▶ [WHAT TO DO] Copy out each line that mentions the word "УКЭП".

Items listed in a dataset
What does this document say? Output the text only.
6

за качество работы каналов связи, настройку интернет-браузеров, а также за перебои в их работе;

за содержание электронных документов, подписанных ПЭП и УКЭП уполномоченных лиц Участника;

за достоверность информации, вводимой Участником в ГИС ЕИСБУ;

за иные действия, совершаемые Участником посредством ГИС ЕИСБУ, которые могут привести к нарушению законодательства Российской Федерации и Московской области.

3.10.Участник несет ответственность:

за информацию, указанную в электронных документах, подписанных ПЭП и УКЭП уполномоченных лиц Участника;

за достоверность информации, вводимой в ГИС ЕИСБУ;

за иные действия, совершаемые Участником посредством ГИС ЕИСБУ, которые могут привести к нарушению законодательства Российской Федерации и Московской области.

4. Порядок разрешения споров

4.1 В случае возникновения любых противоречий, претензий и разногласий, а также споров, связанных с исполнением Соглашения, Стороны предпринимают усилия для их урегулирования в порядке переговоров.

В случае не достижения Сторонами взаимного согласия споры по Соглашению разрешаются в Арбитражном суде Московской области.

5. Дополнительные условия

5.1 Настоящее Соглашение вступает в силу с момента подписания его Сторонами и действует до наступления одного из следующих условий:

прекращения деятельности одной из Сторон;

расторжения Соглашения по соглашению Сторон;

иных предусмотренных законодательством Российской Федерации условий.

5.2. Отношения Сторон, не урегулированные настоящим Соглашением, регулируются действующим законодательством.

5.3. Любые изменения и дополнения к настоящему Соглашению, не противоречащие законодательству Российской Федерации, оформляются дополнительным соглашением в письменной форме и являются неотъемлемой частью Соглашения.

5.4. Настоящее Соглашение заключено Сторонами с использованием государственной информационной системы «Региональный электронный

▶ [RESPONSE TO THIS TASK]
за содержание электронных документов, подписанных ПЭП и УКЭП уполномоченных лиц Участника;
за информацию, указанную в электронных документах, подписанных ПЭП и УКЭП уполномоченных лиц Участника;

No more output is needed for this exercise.